◆ **Alıntı metin**:
Saddam Hüseyin'i korumakla görevlendirilen Amerikan askerinin "diktatörün dostu"na dönüşme hikayesi

Rogerson, idam edildiği gün nasıl ağladığını ve kendisini bir "katil" gibi hissettiğini anlattı.

Saddam Hüseyin duruşmalardan birinde (Reuters)
Saddam Hüseyin duruşmalardan birinde (Reuters)
TT

Saddam Hüseyin'i korumakla görevlendirilen Amerikan askerinin "diktatörün dostu"na dönüşme hikayesi

Saddam Hüseyin duruşmalardan birinde (Reuters)
Saddam Hüseyin duruşmalardan birinde (Reuters)

Saddam Hüseyin'in Aralık 2003'te ABD güçleri tarafından yakalanmasından neredeyse 20 yıl sonra, onun kaldığı hapishanede görevli gardiyanlardan biri Sky News'e aralarında beklenmedik bir dostluğun doğuşunun hikayesini anlattı.

İngiliz "Sky News" haber kanalına göre Saddam Hüseyin'in 2006 yılının Ağustos ayında Bağdat'taki Irak Yüksek Mahkemesi binasının altındaki hücresinde uyuduğu sırada Amerikalı asker Adam Rogerson onun birkaç metre yakınındaydı. ABD’li asker, haber ajansının ifadesiyle henüz "gezegendeki en kötü adamlardan biri olarak kabul edilen Irak diktatörünü" görmemişti.

ABD Mart 2003'te Irak'ı işgal etti. Eski ABD Başkanı George W. Bush, "Saddam Hüseyin'in terörizme verdiği desteği" sona erdirmek istediğini açıklamıştı.

◆ **Görev 1**: Alıntı metindeki “Eski ABD Başkanı George W. Bush, "Saddam Hüseyin'in terörizme verdiği desteği" sona erdirmek istediğini açıklamıştı.” cümlesini İngilizceye çevirin.
◆ **Görev 2**: Alıntı metinde "Saddam Hüseyin'in Aralık" ifadesinden "doğuşunun hikayesini anlattı." ifadesine kadar olan kısmı birebir kopyalayın.

◆ **Satır kümesi**:
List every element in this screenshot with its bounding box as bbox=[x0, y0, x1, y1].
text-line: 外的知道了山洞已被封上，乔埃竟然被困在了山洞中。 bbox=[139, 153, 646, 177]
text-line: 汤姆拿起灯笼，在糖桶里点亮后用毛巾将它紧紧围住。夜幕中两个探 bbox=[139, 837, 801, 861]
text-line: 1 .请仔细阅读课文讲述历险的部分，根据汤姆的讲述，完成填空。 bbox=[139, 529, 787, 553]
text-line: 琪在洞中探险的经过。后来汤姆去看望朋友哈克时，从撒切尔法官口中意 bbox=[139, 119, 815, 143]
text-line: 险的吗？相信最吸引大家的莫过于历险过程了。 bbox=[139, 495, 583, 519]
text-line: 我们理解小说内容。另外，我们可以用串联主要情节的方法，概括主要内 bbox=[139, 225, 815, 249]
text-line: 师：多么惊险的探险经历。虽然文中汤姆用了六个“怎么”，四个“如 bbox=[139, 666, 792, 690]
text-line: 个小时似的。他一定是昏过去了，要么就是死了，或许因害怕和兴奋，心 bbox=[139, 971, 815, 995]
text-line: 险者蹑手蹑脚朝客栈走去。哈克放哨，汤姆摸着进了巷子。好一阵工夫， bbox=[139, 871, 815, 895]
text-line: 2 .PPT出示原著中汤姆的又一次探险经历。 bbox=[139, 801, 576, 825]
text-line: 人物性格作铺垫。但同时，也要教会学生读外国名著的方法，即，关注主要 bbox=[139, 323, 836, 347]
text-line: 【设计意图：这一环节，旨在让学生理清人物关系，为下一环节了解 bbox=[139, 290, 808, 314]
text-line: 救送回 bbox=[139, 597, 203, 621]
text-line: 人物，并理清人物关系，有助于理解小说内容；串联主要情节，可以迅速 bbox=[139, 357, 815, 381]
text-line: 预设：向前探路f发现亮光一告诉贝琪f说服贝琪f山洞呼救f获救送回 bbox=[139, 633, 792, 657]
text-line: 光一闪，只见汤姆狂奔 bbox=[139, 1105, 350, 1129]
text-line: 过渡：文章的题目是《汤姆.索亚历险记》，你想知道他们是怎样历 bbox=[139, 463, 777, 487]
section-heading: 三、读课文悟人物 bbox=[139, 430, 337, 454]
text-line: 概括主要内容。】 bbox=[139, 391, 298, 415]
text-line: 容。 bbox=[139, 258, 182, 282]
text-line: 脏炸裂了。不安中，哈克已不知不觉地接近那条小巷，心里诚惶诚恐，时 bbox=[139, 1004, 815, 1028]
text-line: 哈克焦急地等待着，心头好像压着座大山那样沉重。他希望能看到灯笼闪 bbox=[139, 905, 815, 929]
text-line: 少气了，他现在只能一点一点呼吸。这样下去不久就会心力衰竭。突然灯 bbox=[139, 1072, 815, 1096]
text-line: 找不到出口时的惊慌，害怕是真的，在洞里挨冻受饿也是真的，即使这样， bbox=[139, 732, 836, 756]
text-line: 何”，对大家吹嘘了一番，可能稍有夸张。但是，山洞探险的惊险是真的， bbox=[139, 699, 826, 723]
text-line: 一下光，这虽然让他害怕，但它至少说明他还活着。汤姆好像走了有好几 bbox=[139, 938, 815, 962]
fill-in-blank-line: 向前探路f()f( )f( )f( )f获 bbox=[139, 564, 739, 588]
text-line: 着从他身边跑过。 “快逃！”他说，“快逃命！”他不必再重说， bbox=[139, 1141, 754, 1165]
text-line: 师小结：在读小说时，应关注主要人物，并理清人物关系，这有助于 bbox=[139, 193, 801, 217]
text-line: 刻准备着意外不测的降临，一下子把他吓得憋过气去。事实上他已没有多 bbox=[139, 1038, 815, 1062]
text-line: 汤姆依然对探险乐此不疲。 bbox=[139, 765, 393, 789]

◆ **Tam yanıt 1**: Former US President George W. Bush had announced that he wanted to end "Saddam Hussein's support for terrorism."

◆ **Tam yanıt 2**:
Saddam Hüseyin'in Aralık 2003'te ABD güçleri tarafından yakalanmasından neredeyse 20 yıl sonra, onun kaldığı hapishanede görevli gardiyanlardan biri Sky News'e aralarında beklenmedik bir dostluğun doğuşunun hikayesini anlattı.